** begin Material shown **

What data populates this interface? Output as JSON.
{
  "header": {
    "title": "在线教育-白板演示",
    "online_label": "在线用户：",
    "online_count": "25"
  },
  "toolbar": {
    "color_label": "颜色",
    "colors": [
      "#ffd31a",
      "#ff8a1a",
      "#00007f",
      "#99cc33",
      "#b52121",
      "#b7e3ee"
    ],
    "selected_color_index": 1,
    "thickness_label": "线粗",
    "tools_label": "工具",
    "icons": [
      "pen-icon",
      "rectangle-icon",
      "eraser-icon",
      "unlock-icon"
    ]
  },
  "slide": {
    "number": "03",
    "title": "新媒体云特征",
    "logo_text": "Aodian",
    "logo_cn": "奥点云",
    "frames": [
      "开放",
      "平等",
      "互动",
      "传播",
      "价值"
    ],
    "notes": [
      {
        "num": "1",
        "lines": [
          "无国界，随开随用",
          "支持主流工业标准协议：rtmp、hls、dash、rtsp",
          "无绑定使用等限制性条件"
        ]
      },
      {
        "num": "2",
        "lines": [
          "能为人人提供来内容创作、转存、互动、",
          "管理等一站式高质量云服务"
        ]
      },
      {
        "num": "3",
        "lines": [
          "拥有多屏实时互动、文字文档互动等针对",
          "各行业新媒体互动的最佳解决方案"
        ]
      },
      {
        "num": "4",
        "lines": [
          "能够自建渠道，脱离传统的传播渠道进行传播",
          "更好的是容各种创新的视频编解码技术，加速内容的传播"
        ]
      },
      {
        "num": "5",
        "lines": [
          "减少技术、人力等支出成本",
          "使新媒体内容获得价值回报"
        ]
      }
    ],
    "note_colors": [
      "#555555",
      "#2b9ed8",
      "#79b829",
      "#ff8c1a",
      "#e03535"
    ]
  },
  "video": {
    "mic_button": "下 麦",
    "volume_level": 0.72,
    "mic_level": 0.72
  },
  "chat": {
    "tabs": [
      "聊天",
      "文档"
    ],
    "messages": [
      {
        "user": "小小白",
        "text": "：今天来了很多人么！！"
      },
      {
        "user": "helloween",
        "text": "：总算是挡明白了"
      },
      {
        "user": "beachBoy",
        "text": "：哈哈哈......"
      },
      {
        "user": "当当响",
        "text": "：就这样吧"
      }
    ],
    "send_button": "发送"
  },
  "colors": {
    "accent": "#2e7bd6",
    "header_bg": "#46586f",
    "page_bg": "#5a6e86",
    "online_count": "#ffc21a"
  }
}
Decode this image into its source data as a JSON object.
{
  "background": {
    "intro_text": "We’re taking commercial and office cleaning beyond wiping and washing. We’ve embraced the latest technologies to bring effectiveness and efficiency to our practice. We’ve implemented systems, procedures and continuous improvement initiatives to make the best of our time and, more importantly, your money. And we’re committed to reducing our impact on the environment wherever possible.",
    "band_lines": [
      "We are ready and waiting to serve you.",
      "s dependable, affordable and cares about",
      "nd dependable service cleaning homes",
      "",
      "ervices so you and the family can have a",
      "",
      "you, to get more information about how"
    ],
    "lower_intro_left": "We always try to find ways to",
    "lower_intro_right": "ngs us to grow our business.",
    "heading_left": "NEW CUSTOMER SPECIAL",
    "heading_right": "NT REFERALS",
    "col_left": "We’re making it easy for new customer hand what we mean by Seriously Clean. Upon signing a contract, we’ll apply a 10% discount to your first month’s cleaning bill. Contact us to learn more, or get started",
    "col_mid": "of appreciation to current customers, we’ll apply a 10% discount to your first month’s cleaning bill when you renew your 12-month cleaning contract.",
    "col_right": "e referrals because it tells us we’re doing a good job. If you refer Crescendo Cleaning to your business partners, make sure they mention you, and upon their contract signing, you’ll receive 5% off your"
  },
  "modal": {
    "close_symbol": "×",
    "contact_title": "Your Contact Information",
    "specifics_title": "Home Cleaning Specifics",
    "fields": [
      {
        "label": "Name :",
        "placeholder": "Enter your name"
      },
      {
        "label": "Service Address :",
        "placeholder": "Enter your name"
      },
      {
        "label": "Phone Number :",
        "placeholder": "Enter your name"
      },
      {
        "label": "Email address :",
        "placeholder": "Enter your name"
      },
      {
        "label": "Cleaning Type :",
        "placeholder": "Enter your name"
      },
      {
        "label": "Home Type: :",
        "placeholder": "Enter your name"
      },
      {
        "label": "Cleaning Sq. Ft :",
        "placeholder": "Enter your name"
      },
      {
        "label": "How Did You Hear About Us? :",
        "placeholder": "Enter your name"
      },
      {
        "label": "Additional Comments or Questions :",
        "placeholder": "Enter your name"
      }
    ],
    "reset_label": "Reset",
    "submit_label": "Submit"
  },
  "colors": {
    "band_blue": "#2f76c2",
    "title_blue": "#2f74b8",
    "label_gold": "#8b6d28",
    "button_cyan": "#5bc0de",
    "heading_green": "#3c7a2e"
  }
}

** end Material shown **

The request: Give the entries again in full, exactly as they are written.

Complete output:
What data populates this interface? Output as JSON.
{
  "header": {
    "title": "在线教育-白板演示",
    "online_label": "在线用户：",
    "online_count": "25"
  },
  "toolbar": {
    "color_label": "颜色",
    "colors": [
      "#ffd31a",
      "#ff8a1a",
      "#00007f",
      "#99cc33",
      "#b52121",
      "#b7e3ee"
    ],
    "selected_color_index": 1,
    "thickness_label": "线粗",
    "tools_label": "工具",
    "icons": [
      "pen-icon",
      "rectangle-icon",
      "eraser-icon",
      "unlock-icon"
    ]
  },
  "slide": {
    "number": "03",
    "title": "新媒体云特征",
    "logo_text": "Aodian",
    "logo_cn": "奥点云",
    "frames": [
      "开放",
      "平等",
      "互动",
      "传播",
      "价值"
    ],
    "notes": [
      {
        "num": "1",
        "lines": [
          "无国界，随开随用",
          "支持主流工业标准协议：rtmp、hls、dash、rtsp",
          "无绑定使用等限制性条件"
        ]
      },
      {
        "num": "2",
        "lines": [
          "能为人人提供来内容创作、转存、互动、",
          "管理等一站式高质量云服务"
        ]
      },
      {
        "num": "3",
        "lines": [
          "拥有多屏实时互动、文字文档互动等针对",
          "各行业新媒体互动的最佳解决方案"
        ]
      },
      {
        "num": "4",
        "lines": [
          "能够自建渠道，脱离传统的传播渠道进行传播",
          "更好的是容各种创新的视频编解码技术，加速内容的传播"
        ]
      },
      {
        "num": "5",
        "lines": [
          "减少技术、人力等支出成本",
          "使新媒体内容获得价值回报"
        ]
      }
    ],
    "note_colors": [
      "#555555",
      "#2b9ed8",
      "#79b829",
      "#ff8c1a",
      "#e03535"
    ]
  },
  "video": {
    "mic_button": "下 麦",
    "volume_level": 0.72,
    "mic_level": 0.72
  },
  "chat": {
    "tabs": [
      "聊天",
      "文档"
    ],
    "messages": [
      {
        "user": "小小白",
        "text": "：今天来了很多人么！！"
      },
      {
        "user": "helloween",
        "text": "：总算是挡明白了"
      },
      {
        "user": "beachBoy",
        "text": "：哈哈哈......"
      },
      {
        "user": "当当响",
        "text": "：就这样吧"
      }
    ],
    "send_button": "发送"
  },
  "colors": {
    "accent": "#2e7bd6",
    "header_bg": "#46586f",
    "page_bg": "#5a6e86",
    "online_count": "#ffc21a"
  }
}
Decode this image into its source data as a JSON object.
{
  "background": {
    "intro_text": "We’re taking commercial and office cleaning beyond wiping and washing. We’ve embraced the latest technologies to bring effectiveness and efficiency to our practice. We’ve implemented systems, procedures and continuous improvement initiatives to make the best of our time and, more importantly, your money. And we’re committed to reducing our impact on the environment wherever possible.",
    "band_lines": [
      "We are ready and waiting to serve you.",
      "s dependable, affordable and cares about",
      "nd dependable service cleaning homes",
      "",
      "ervices so you and the family can have a",
      "",
      "you, to get more information about how"
    ],
    "lower_intro_left": "We always try to find ways to",
    "lower_intro_right": "ngs us to grow our business.",
    "heading_left": "NEW CUSTOMER SPECIAL",
    "heading_right": "NT REFERALS",
    "col_left": "We’re making it easy for new customer hand what we mean by Seriously Clean. Upon signing a contract, we’ll apply a 10% discount to your first month’s cleaning bill. Contact us to learn more, or get started",
    "col_mid": "of appreciation to current customers, we’ll apply a 10% discount to your first month’s cleaning bill when you renew your 12-month cleaning contract.",
    "col_right": "e referrals because it tells us we’re doing a good job. If you refer Crescendo Cleaning to your business partners, make sure they mention you, and upon their contract signing, you’ll receive 5% off your"
  },
  "modal": {
    "close_symbol": "×",
    "contact_title": "Your Contact Information",
    "specifics_title": "Home Cleaning Specifics",
    "fields": [
      {
        "label": "Name :",
        "placeholder": "Enter your name"
      },
      {
        "label": "Service Address :",
        "placeholder": "Enter your name"
      },
      {
        "label": "Phone Number :",
        "placeholder": "Enter your name"
      },
      {
        "label": "Email address :",
        "placeholder": "Enter your name"
      },
      {
        "label": "Cleaning Type :",
        "placeholder": "Enter your name"
      },
      {
        "label": "Home Type: :",
        "placeholder": "Enter your name"
      },
      {
        "label": "Cleaning Sq. Ft :",
        "placeholder": "Enter your name"
      },
      {
        "label": "How Did You Hear About Us? :",
        "placeholder": "Enter your name"
      },
      {
        "label": "Additional Comments or Questions :",
        "placeholder": "Enter your name"
      }
    ],
    "reset_label": "Reset",
    "submit_label": "Submit"
  },
  "colors": {
    "band_blue": "#2f76c2",
    "title_blue": "#2f74b8",
    "label_gold": "#8b6d28",
    "button_cyan": "#5bc0de",
    "heading_green": "#3c7a2e"
  }
}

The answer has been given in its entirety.